**TASK DETAILS**. In the listing below, substitute "b2-legend-marker" for "b2-legend-swatch" and leave everything else unchanged. Give back only the lines starting with the line that contains "b2-bar: [400, 413, 407, 442]" and going on through the line that contains "a2-condition-mark: +: [478, 106, 484, 116]".

**Lines of data**.

----------

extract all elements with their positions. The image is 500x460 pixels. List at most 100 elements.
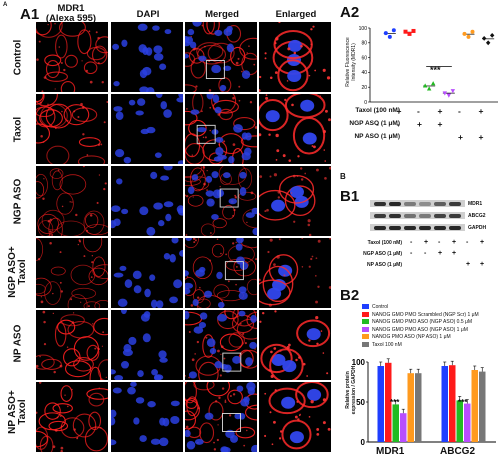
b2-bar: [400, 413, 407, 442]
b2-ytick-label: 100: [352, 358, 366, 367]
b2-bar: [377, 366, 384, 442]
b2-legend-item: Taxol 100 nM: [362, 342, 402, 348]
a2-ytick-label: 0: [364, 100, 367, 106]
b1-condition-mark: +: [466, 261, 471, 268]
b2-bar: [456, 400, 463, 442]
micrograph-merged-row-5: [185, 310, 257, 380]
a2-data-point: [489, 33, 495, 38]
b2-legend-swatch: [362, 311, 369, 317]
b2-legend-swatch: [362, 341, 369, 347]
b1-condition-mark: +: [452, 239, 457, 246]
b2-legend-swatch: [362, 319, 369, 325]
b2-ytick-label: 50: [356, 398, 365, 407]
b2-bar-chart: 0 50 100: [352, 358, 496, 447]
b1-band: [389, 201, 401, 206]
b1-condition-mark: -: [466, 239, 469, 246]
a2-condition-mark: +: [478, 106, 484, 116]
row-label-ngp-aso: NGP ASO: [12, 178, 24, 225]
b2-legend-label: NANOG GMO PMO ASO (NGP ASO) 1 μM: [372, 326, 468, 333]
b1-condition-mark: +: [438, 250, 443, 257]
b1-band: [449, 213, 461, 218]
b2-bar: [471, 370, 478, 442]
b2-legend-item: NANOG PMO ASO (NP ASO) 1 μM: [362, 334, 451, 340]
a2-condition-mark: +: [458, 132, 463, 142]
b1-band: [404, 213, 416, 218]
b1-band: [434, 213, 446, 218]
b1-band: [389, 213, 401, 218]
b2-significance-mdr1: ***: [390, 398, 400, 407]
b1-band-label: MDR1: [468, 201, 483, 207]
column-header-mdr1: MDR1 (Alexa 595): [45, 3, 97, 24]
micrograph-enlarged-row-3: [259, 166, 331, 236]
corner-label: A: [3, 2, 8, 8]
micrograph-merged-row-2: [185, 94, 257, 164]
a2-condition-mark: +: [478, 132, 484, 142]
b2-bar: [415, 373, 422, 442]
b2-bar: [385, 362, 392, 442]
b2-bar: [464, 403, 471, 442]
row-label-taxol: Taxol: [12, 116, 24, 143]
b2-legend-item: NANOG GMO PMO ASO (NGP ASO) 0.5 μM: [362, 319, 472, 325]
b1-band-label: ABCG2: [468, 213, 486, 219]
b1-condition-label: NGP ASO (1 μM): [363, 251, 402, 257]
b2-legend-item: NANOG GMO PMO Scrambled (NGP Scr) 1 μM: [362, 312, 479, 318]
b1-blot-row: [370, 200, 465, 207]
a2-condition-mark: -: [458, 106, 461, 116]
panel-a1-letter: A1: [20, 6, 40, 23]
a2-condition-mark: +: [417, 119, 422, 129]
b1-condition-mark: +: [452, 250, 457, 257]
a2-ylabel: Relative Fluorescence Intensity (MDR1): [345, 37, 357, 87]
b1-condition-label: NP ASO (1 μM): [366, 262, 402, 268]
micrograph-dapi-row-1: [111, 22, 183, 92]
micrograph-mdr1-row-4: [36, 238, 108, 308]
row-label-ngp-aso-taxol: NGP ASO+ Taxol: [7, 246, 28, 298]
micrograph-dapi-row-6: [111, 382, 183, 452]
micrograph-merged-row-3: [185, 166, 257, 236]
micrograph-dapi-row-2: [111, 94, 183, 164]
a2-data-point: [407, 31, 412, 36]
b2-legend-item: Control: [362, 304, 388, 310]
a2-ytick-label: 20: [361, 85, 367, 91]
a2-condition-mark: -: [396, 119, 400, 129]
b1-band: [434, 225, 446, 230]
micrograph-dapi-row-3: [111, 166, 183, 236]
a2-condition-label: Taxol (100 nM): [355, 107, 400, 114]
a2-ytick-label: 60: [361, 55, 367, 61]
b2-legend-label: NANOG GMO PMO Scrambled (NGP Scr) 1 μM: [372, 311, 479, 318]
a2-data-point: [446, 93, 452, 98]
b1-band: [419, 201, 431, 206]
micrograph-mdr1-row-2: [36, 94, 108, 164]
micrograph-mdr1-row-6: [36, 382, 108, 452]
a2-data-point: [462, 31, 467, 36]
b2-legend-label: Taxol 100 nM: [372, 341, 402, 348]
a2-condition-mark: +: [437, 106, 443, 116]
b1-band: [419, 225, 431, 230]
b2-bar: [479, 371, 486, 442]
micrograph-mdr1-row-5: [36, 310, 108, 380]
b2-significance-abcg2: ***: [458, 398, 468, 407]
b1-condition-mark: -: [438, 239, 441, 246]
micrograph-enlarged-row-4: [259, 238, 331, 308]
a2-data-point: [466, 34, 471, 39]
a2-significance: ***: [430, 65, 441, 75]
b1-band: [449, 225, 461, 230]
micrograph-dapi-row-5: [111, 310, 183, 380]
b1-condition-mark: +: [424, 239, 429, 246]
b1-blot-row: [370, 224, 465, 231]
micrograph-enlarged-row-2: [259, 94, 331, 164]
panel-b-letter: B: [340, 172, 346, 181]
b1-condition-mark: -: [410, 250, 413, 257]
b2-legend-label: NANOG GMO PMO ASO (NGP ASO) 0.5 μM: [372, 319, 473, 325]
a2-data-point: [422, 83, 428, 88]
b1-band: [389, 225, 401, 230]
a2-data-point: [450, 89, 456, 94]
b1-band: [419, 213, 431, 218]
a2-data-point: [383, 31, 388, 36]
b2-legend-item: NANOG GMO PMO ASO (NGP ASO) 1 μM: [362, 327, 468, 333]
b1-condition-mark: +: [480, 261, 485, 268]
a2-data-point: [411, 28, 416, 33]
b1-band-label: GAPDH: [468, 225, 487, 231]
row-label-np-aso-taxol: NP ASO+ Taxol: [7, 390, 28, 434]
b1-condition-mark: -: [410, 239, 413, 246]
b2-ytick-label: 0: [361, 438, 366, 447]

----------

**WRITTEN SOLUTION**.
b2-bar: [400, 413, 407, 442]
b2-ytick-label: 100: [352, 358, 366, 367]
b2-bar: [377, 366, 384, 442]
b2-legend-item: Taxol 100 nM: [362, 342, 402, 348]
a2-ytick-label: 0: [364, 100, 367, 106]
b1-condition-mark: +: [466, 261, 471, 268]
b2-bar: [456, 400, 463, 442]
micrograph-merged-row-5: [185, 310, 257, 380]
a2-data-point: [489, 33, 495, 38]
b2-legend-marker: [362, 311, 369, 317]
b2-legend-marker: [362, 341, 369, 347]
b1-condition-mark: +: [452, 239, 457, 246]
b2-legend-marker: [362, 319, 369, 325]
b2-ytick-label: 50: [356, 398, 365, 407]
b2-bar-chart: 0 50 100: [352, 358, 496, 447]
b1-band: [389, 201, 401, 206]
b1-condition-mark: -: [466, 239, 469, 246]
a2-condition-mark: +: [478, 106, 484, 116]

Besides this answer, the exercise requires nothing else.